Your instructions>
Output the entries below exactly as written, omitting pictures.

Record set>

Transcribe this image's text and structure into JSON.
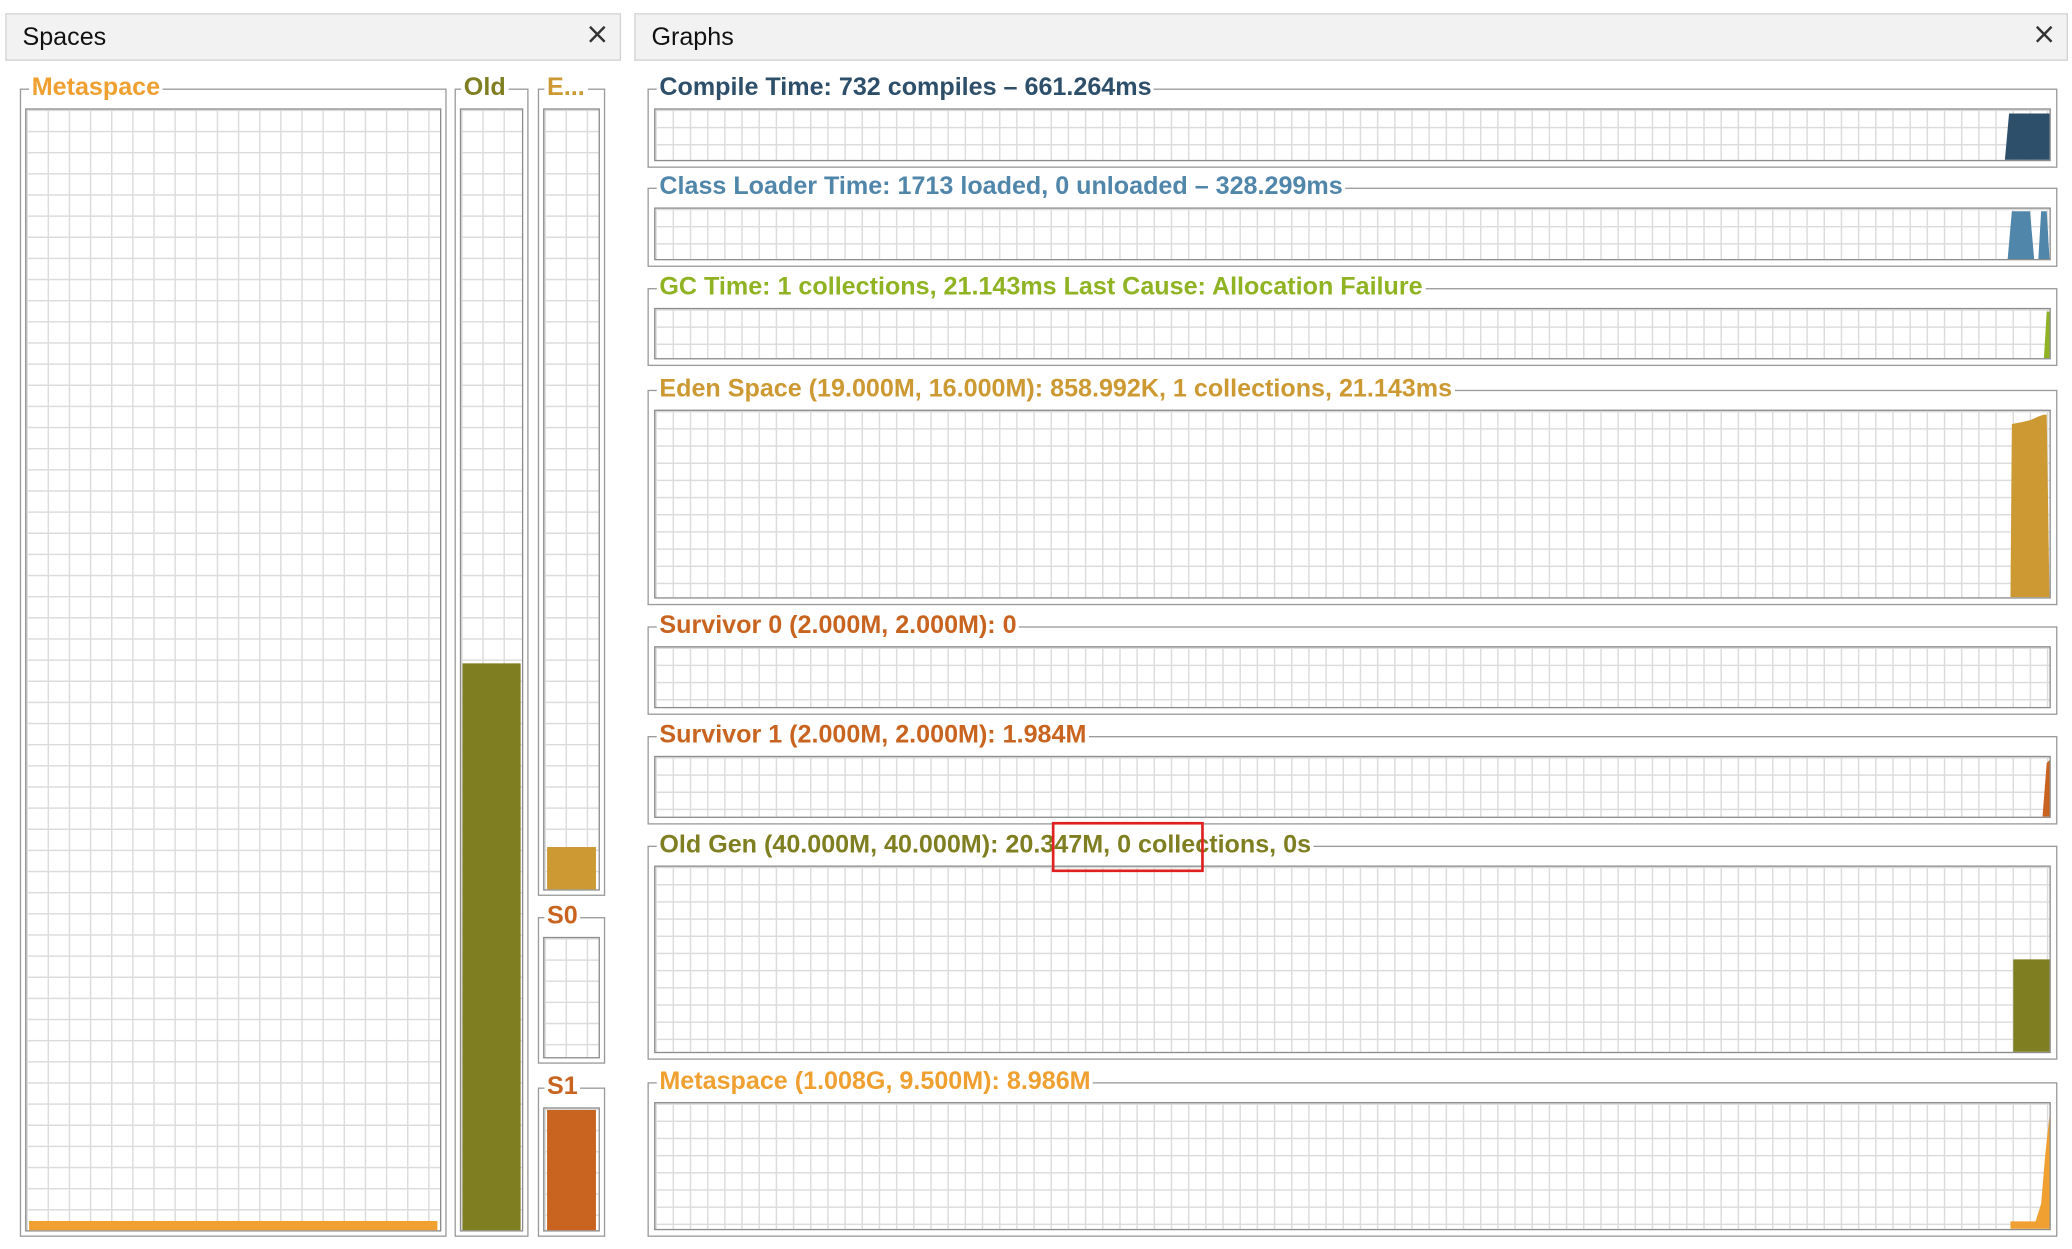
{
  "spaces_panel": {
    "title": "Spaces",
    "close_glyph": "×",
    "metaspace": {
      "label": "Metaspace",
      "color": "#f0a030",
      "fill_fraction": 0.008
    },
    "old": {
      "label": "Old",
      "color": "#7f7f22",
      "fill_fraction": 0.506
    },
    "eden": {
      "label": "E...",
      "color": "#cc9933",
      "fill_fraction": 0.054
    },
    "s0": {
      "label": "S0",
      "color": "#c86420",
      "fill_fraction": 0.0
    },
    "s1": {
      "label": "S1",
      "color": "#c86420",
      "fill_fraction": 0.992
    }
  },
  "graphs_panel": {
    "title": "Graphs",
    "close_glyph": "×",
    "graphs": [
      {
        "key": "compile",
        "label": "Compile Time: 732 compiles – 661.264ms",
        "color": "#2e4f6a"
      },
      {
        "key": "classloader",
        "label": "Class Loader Time: 1713 loaded, 0 unloaded – 328.299ms",
        "color": "#4f86aa"
      },
      {
        "key": "gc",
        "label": "GC Time: 1 collections, 21.143ms Last Cause: Allocation Failure",
        "color": "#8fb322"
      },
      {
        "key": "eden",
        "label": "Eden Space (19.000M, 16.000M): 858.992K, 1 collections, 21.143ms",
        "color": "#cc9933"
      },
      {
        "key": "s0",
        "label": "Survivor 0 (2.000M, 2.000M): 0",
        "color": "#c86420"
      },
      {
        "key": "s1",
        "label": "Survivor 1 (2.000M, 2.000M): 1.984M",
        "color": "#c86420"
      },
      {
        "key": "oldgen",
        "label_prefix": "Old Gen (40.000M, 40.000M): ",
        "label_highlight": "20.347M,",
        "label_suffix": " 0 collections, 0s",
        "color": "#7f7f22"
      },
      {
        "key": "meta",
        "label": "Metaspace (1.008G, 9.500M): 8.986M",
        "color": "#f0a030"
      }
    ]
  }
}
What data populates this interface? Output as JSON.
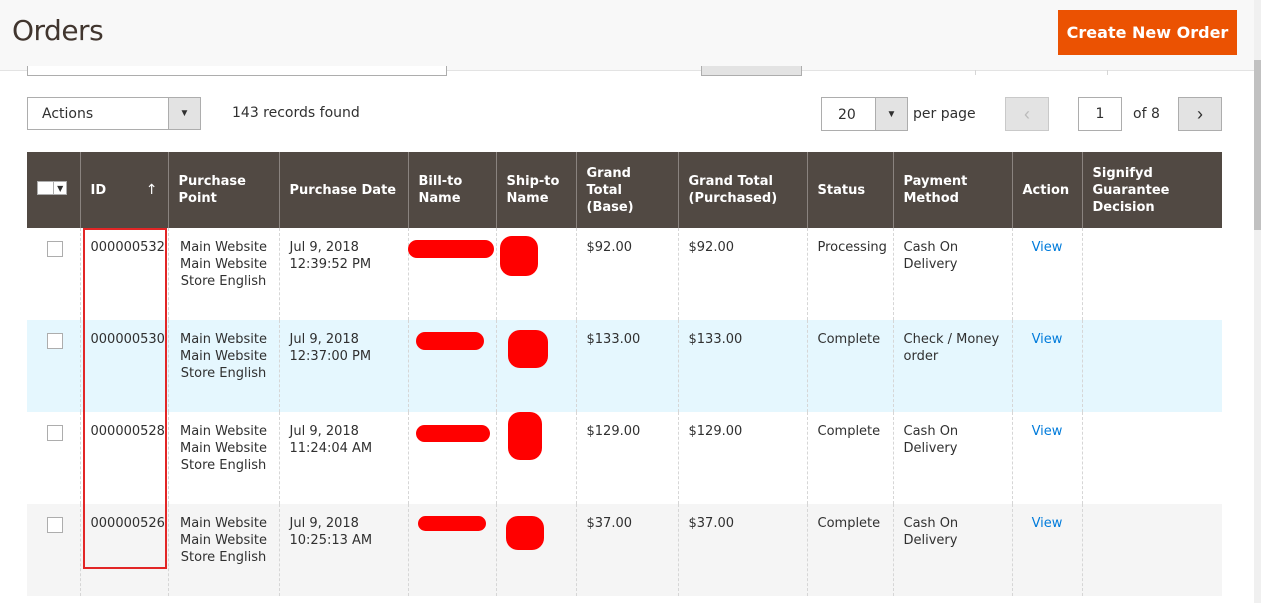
{
  "header": {
    "title": "Orders",
    "create_label": "Create New Order"
  },
  "toolbar": {
    "actions_label": "Actions",
    "records_text": "143 records found",
    "per_page_value": "20",
    "per_page_label": "per page",
    "current_page": "1",
    "total_pages_text": "of 8"
  },
  "grid": {
    "columns": [
      {
        "label": "ID"
      },
      {
        "label": "Purchase Point"
      },
      {
        "label": "Purchase Date"
      },
      {
        "label": "Bill-to Name"
      },
      {
        "label": "Ship-to Name"
      },
      {
        "label": "Grand Total (Base)"
      },
      {
        "label": "Grand Total (Purchased)"
      },
      {
        "label": "Status"
      },
      {
        "label": "Payment Method"
      },
      {
        "label": "Action"
      },
      {
        "label": "Signifyd Guarantee Decision"
      }
    ],
    "sort_icon": "arrow-up-icon",
    "rows": [
      {
        "id": "000000532",
        "point": "Main Website Main Website Store English",
        "date": "Jul 9, 2018 12:39:52 PM",
        "base": "$92.00",
        "purchased": "$92.00",
        "status": "Processing",
        "payment": "Cash On Delivery",
        "action": "View"
      },
      {
        "id": "000000530",
        "point": "Main Website Main Website Store English",
        "date": "Jul 9, 2018 12:37:00 PM",
        "base": "$133.00",
        "purchased": "$133.00",
        "status": "Complete",
        "payment": "Check / Money order",
        "action": "View"
      },
      {
        "id": "000000528",
        "point": "Main Website Main Website Store English",
        "date": "Jul 9, 2018 11:24:04 AM",
        "base": "$129.00",
        "purchased": "$129.00",
        "status": "Complete",
        "payment": "Cash On Delivery",
        "action": "View"
      },
      {
        "id": "000000526",
        "point": "Main Website Main Website Store English",
        "date": "Jul 9, 2018 10:25:13 AM",
        "base": "$37.00",
        "purchased": "$37.00",
        "status": "Complete",
        "payment": "Cash On Delivery",
        "action": "View"
      }
    ]
  },
  "colors": {
    "accent": "#eb5202",
    "header_bg": "#514943",
    "link": "#007bdb",
    "highlight_row": "#e5f7fe",
    "annotation": "#e22626"
  }
}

The output>
Transcribe this image's text and structure into JSON.
{
  "spaces_panel": {
    "title": "Spaces",
    "close_glyph": "×",
    "metaspace": {
      "label": "Metaspace",
      "color": "#f0a030",
      "fill_fraction": 0.008
    },
    "old": {
      "label": "Old",
      "color": "#7f7f22",
      "fill_fraction": 0.506
    },
    "eden": {
      "label": "E...",
      "color": "#cc9933",
      "fill_fraction": 0.054
    },
    "s0": {
      "label": "S0",
      "color": "#c86420",
      "fill_fraction": 0.0
    },
    "s1": {
      "label": "S1",
      "color": "#c86420",
      "fill_fraction": 0.992
    }
  },
  "graphs_panel": {
    "title": "Graphs",
    "close_glyph": "×",
    "graphs": [
      {
        "key": "compile",
        "label": "Compile Time: 732 compiles – 661.264ms",
        "color": "#2e4f6a"
      },
      {
        "key": "classloader",
        "label": "Class Loader Time: 1713 loaded, 0 unloaded – 328.299ms",
        "color": "#4f86aa"
      },
      {
        "key": "gc",
        "label": "GC Time: 1 collections, 21.143ms Last Cause: Allocation Failure",
        "color": "#8fb322"
      },
      {
        "key": "eden",
        "label": "Eden Space (19.000M, 16.000M): 858.992K, 1 collections, 21.143ms",
        "color": "#cc9933"
      },
      {
        "key": "s0",
        "label": "Survivor 0 (2.000M, 2.000M): 0",
        "color": "#c86420"
      },
      {
        "key": "s1",
        "label": "Survivor 1 (2.000M, 2.000M): 1.984M",
        "color": "#c86420"
      },
      {
        "key": "oldgen",
        "label_prefix": "Old Gen (40.000M, 40.000M): ",
        "label_highlight": "20.347M,",
        "label_suffix": " 0 collections, 0s",
        "color": "#7f7f22"
      },
      {
        "key": "meta",
        "label": "Metaspace (1.008G, 9.500M): 8.986M",
        "color": "#f0a030"
      }
    ]
  }
}
What data populates this interface? Output as JSON.
{
  "header": {
    "title": "Orders",
    "create_label": "Create New Order"
  },
  "toolbar": {
    "actions_label": "Actions",
    "records_text": "143 records found",
    "per_page_value": "20",
    "per_page_label": "per page",
    "current_page": "1",
    "total_pages_text": "of 8"
  },
  "grid": {
    "columns": [
      {
        "label": "ID"
      },
      {
        "label": "Purchase Point"
      },
      {
        "label": "Purchase Date"
      },
      {
        "label": "Bill-to Name"
      },
      {
        "label": "Ship-to Name"
      },
      {
        "label": "Grand Total (Base)"
      },
      {
        "label": "Grand Total (Purchased)"
      },
      {
        "label": "Status"
      },
      {
        "label": "Payment Method"
      },
      {
        "label": "Action"
      },
      {
        "label": "Signifyd Guarantee Decision"
      }
    ],
    "sort_icon": "arrow-up-icon",
    "rows": [
      {
        "id": "000000532",
        "point": "Main Website Main Website Store English",
        "date": "Jul 9, 2018 12:39:52 PM",
        "base": "$92.00",
        "purchased": "$92.00",
        "status": "Processing",
        "payment": "Cash On Delivery",
        "action": "View"
      },
      {
        "id": "000000530",
        "point": "Main Website Main Website Store English",
        "date": "Jul 9, 2018 12:37:00 PM",
        "base": "$133.00",
        "purchased": "$133.00",
        "status": "Complete",
        "payment": "Check / Money order",
        "action": "View"
      },
      {
        "id": "000000528",
        "point": "Main Website Main Website Store English",
        "date": "Jul 9, 2018 11:24:04 AM",
        "base": "$129.00",
        "purchased": "$129.00",
        "status": "Complete",
        "payment": "Cash On Delivery",
        "action": "View"
      },
      {
        "id": "000000526",
        "point": "Main Website Main Website Store English",
        "date": "Jul 9, 2018 10:25:13 AM",
        "base": "$37.00",
        "purchased": "$37.00",
        "status": "Complete",
        "payment": "Cash On Delivery",
        "action": "View"
      }
    ]
  },
  "colors": {
    "accent": "#eb5202",
    "header_bg": "#514943",
    "link": "#007bdb",
    "highlight_row": "#e5f7fe",
    "annotation": "#e22626"
  }
}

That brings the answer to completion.